### [SELECTED PASSAGE]
Schooner Days DLXXXVI (586)

By C.H.J. Snider

The author mentions the "coween" – a word dating back to the late ninteenth century, meaning "long-tailed ducks" often seen in the marshes bordering Lake Ontario.

 

WHAT a vista opened up for the right eyes at the Mariners’ Service in Cherry Valley last Sunday!

There was an earnest little girl, Guide Leader Ruth Walters, reverently hoisting the ensign in honor of the dead of a year. Leading Seaman Calvin Grimmon’s name led all the rest, and properly, for he was Navy – first Prince Edward sailor to seal the effort of Canada and the United Nations with his life-blood.

His parents were in the church, too, and his brothers, both in navy blue, the big one home on leave, a fine, strapping young seaman, the little one home so far because they won’t give seven-year-olds commissions. He wore a sailor’s suit sent him by Cal before he was killed and he is going to be Admiral of the Fleet.

The bright young guide leader was heartened by the smiled blessing of Third Officer Nancy Pyper, W.R.C.N.V.R., trig in her tiddley uniform of navy blue with anchor buttons shining like gold. Third Officer Pyper is, in the camouflage of our time, a Wren, which the Axis probably still believe to be a land-bird – but Ruth Walters knew better. Between the pair, when the Red Ensign rose proudly against a background of fishing nets from South Marysburg Township, was a lifebuoy with the answer on it. It was from the trim yacht Sea Bird, owned by Herbert Daubney, of Picton.

### [PROBLEMS TO WORK ON]
• 1. Return the part of the Schooner Days column starting at "By C.H.J. Snider" and ending at "Valley last Sunday!".
• 2. Rewrite the paragraph of the Schooner Days column that begins "His parents were in the church, too" in a shorter form, keeping its main facts.
• 3. Write what comes next in the Schooner Days column about the Mariners' Service in Cherry Valley, picking up after its last sentence.
The records that come after the Schooner Days column were taken from a separate source.

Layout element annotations
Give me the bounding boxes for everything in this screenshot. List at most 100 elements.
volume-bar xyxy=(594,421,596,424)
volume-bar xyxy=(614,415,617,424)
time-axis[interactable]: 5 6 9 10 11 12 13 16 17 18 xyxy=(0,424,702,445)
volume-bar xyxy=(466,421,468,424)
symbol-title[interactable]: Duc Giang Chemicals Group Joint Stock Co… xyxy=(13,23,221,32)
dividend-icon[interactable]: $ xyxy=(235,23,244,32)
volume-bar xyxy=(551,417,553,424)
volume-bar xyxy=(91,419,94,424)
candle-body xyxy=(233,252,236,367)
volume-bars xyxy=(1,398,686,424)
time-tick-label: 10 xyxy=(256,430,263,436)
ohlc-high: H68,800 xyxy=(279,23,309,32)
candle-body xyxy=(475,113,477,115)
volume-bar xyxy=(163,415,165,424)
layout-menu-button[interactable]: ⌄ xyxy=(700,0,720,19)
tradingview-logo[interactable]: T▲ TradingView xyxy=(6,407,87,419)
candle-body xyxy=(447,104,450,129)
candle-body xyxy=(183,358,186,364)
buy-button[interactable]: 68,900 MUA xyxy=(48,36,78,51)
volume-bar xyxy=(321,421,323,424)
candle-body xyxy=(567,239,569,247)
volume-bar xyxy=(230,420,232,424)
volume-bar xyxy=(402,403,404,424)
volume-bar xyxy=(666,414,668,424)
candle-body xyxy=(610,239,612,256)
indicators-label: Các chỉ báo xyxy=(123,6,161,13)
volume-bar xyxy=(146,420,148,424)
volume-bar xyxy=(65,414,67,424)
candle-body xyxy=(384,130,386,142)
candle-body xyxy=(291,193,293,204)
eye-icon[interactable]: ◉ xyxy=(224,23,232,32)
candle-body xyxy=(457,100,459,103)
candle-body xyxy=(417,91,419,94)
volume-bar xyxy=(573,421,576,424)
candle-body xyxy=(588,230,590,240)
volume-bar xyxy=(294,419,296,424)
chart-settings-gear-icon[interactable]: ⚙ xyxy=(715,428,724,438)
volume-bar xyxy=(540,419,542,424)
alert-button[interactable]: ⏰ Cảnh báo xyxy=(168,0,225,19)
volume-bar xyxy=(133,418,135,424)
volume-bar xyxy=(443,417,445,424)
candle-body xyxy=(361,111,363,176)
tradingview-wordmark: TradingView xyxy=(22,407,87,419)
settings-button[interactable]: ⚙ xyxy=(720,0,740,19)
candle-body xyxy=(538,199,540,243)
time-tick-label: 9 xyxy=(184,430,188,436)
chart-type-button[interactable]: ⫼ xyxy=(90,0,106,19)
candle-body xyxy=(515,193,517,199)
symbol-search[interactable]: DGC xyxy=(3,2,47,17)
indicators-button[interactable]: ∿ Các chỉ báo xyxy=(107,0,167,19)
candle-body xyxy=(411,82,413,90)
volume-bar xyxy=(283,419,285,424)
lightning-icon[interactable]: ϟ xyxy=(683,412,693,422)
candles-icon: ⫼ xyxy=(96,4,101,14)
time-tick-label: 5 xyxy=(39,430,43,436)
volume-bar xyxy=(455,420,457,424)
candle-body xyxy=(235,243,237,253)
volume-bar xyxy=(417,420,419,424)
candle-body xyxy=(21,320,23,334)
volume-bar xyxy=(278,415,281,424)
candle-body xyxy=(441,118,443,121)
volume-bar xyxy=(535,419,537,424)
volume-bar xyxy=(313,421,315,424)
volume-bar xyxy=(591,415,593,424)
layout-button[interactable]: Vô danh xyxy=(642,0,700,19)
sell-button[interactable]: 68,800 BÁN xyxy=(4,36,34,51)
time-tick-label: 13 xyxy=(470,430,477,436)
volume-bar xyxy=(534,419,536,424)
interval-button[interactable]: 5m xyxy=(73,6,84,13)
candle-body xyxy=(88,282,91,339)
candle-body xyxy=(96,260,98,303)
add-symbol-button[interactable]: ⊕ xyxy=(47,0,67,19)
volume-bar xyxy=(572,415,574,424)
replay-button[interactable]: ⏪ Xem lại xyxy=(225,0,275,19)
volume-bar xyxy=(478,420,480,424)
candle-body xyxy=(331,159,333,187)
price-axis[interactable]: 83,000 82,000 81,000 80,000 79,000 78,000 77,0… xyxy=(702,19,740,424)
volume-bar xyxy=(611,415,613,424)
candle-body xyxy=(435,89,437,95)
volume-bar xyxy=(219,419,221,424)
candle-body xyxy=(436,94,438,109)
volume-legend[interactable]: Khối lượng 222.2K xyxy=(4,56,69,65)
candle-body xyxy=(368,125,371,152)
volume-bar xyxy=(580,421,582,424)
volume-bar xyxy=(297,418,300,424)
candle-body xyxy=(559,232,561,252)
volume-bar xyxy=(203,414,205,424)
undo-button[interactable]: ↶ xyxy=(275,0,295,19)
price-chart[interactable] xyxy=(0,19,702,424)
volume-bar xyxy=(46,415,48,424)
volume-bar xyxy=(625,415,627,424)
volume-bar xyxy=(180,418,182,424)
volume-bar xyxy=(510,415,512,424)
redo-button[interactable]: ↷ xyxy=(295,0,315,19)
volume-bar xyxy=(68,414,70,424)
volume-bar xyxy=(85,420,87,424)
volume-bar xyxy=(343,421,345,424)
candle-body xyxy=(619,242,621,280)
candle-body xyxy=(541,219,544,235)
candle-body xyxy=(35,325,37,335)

### [RESPONSES TO THE EXERCISE]
• 1.
By C.H.J. Snider

The author mentions the "coween" – a word dating back to the late ninteenth century, meaning "long-tailed ducks" often seen in the marshes bordering Lake Ontario.

 

WHAT a vista opened up for the right eyes at the Mariners’ Service in Cherry Valley last Sunday!

• 2. Calvin Grimmon's parents and both his brothers, each dressed in navy blue, were in the church. The older brother was a strapping young seaman home on leave. The seven-year-old, still too young for a commission, wore a sailor's suit Cal had sent him before he was killed, and he intends to become Admiral of the Fleet.

• 3.
Capt. Walters, farmer, sailor and fisherman, though no relation to Angus, of the Bluenose, was one of the great figures of the southeast corner of Prince Edward County where the land was never so rich nor the crops so good that people could ignore the wealth of the lake. He had 300 acres on the “Landing Point," terminating in Point Traverse, or South Bay Point. He used to rent the Main Duck island, twelve miles away, to pasture his cattle in the summer, carrying them over and back in the small schooner Jessie Brown. She supplied Cooper Brothers with goods from Kingston, and freighted Prince Edward hay and grain and fish into that emporium when she came for the carpets and calicoes, lamp chimneys, thread, salt, sugar, crockery, tea, coffee and whatever South Marysburg couldn’t raise for itself.

Another enterprise was a sturgeon pond in which he stored sturgeon for the market. One of the late Capt. Nelson Palmatier’s best stories was of his old friend Capt. Walters wading in and wrestling barehanded a giant sturgeon, like Tobit did in the Apocrypha with the Angel looking on in Capt. Palmatier’s position. The fish – or the water – threw Capt. Walters on his back but he would not give up and dragged his prize to shore. And ultimately to market via the Jessie Brown.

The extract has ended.